(Stored records)
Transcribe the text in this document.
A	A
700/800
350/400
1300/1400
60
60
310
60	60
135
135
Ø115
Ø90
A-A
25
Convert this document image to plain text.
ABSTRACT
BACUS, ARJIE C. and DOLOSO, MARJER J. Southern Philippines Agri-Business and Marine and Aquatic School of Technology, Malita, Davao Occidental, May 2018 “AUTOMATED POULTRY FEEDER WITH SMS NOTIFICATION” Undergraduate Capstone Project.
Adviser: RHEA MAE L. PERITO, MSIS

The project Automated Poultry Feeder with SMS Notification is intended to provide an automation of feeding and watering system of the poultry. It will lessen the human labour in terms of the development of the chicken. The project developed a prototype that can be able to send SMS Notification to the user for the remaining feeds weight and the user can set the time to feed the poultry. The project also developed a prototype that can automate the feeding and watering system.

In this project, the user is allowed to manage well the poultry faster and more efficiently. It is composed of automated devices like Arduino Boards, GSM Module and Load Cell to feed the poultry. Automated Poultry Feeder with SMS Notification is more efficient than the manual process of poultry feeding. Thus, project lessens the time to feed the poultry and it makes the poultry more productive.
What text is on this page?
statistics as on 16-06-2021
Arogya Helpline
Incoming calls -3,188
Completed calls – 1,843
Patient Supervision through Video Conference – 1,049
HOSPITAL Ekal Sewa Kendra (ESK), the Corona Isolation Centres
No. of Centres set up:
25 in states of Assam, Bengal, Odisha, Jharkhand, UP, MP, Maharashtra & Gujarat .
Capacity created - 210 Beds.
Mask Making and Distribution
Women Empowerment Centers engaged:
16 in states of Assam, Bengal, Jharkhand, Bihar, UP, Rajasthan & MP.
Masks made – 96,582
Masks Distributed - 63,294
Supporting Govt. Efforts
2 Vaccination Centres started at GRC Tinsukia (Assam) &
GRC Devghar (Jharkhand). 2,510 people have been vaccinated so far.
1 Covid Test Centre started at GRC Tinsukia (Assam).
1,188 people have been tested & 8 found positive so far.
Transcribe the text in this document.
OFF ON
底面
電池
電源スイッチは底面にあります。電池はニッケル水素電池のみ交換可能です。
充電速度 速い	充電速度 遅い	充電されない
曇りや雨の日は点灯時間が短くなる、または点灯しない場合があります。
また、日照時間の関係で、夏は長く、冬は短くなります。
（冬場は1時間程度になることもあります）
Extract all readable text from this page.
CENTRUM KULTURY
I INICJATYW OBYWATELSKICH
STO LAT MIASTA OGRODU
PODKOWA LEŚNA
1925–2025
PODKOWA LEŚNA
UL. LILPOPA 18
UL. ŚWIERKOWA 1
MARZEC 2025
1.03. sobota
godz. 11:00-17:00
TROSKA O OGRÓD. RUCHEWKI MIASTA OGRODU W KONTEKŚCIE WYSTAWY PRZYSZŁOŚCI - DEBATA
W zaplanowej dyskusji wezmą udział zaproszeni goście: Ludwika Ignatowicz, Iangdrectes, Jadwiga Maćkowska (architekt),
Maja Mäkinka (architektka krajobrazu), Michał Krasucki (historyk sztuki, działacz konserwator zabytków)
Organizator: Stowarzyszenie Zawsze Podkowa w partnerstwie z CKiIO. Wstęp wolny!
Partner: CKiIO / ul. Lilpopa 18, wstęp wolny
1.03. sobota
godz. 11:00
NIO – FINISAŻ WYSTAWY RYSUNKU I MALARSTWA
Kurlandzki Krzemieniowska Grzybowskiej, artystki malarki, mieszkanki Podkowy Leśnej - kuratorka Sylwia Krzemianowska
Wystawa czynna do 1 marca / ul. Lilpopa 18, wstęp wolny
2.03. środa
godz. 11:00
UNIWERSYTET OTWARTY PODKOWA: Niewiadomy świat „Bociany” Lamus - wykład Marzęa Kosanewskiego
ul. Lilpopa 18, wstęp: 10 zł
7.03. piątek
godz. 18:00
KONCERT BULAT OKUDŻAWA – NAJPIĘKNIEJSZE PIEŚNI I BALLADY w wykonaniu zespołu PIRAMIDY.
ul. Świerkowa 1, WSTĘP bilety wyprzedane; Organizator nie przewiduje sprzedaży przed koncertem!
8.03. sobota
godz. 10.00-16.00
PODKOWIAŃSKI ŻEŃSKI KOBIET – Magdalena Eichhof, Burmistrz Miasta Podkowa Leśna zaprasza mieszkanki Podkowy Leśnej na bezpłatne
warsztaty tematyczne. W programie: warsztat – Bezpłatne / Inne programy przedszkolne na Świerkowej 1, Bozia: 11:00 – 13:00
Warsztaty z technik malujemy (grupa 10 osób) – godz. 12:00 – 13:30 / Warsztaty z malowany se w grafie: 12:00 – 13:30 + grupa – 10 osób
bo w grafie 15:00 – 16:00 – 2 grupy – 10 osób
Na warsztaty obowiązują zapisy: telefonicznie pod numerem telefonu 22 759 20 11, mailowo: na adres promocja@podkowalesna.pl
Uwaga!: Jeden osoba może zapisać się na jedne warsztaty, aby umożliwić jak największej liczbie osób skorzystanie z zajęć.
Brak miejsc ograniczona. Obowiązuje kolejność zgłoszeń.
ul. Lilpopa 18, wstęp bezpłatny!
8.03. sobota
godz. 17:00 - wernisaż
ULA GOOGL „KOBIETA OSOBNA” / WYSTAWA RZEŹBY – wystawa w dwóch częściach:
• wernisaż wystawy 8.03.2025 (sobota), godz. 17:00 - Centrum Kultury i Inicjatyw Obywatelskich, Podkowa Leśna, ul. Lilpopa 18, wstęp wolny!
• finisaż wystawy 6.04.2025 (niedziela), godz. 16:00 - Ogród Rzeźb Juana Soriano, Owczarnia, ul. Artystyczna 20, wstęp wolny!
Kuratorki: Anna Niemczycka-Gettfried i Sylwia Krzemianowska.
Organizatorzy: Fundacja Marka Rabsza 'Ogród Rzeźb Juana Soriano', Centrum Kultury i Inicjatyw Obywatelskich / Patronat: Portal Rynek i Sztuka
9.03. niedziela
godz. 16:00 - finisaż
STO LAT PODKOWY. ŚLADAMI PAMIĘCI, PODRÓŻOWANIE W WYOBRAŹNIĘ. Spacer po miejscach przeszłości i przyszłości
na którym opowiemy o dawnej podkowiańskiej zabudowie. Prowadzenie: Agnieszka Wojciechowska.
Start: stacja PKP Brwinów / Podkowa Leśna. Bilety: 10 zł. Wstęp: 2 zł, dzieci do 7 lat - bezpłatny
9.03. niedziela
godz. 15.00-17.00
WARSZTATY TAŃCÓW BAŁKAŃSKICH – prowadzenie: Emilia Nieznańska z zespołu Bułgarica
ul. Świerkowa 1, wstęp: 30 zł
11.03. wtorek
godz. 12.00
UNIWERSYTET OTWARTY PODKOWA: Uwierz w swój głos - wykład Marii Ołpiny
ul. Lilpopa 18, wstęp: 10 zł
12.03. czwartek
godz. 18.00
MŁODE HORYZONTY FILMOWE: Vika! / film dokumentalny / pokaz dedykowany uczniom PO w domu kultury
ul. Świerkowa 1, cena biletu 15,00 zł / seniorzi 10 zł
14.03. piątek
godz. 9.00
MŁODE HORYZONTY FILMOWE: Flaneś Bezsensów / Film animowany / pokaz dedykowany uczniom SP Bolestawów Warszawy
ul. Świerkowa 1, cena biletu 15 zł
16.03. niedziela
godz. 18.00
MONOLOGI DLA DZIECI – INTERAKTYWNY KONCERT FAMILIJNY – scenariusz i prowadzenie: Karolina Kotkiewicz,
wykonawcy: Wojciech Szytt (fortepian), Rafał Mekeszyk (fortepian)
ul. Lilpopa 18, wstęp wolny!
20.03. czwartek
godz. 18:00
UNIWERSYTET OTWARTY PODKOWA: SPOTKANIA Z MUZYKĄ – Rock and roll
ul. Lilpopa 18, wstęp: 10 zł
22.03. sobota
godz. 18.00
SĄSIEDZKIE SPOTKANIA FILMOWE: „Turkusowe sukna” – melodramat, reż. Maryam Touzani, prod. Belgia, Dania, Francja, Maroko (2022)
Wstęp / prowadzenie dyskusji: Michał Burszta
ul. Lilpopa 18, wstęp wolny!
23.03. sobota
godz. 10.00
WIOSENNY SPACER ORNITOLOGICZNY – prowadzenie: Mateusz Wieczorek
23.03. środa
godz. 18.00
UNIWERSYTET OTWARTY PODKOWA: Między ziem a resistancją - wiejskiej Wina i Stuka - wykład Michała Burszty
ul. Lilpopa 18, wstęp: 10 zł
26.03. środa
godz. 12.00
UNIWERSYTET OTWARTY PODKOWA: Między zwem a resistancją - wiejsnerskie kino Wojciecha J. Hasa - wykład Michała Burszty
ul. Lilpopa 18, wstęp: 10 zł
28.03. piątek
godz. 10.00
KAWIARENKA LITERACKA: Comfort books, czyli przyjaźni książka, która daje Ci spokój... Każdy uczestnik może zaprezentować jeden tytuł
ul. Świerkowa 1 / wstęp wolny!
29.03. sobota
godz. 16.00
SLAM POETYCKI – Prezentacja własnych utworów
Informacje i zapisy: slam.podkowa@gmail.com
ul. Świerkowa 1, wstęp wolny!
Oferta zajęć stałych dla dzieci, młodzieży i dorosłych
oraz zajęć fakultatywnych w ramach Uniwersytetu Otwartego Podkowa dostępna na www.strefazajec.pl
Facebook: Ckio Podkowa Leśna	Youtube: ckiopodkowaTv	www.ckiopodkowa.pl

§ **SHORT TASK**:
Copy every line of the listing containing the string "feeding".

§ **SOLUTION**:
The project Automated Poultry Feeder with SMS Notification is intended to provide an automation of feeding and watering system of the poultry. It will lessen the human labour in terms of the development of the chicken. The project developed a prototype that can be able to send SMS Notification to the user for the remaining feeds weight and the user can set the time to feed the poultry. The project also developed a prototype that can automate the feeding and watering system.
In this project, the user is allowed to manage well the poultry faster and more efficiently. It is composed of automated devices like Arduino Boards, GSM Module and Load Cell to feed the poultry. Automated Poultry Feeder with SMS Notification is more efficient than the manual process of poultry feeding. Thus, project lessens the time to feed the poultry and it makes the poultry more productive.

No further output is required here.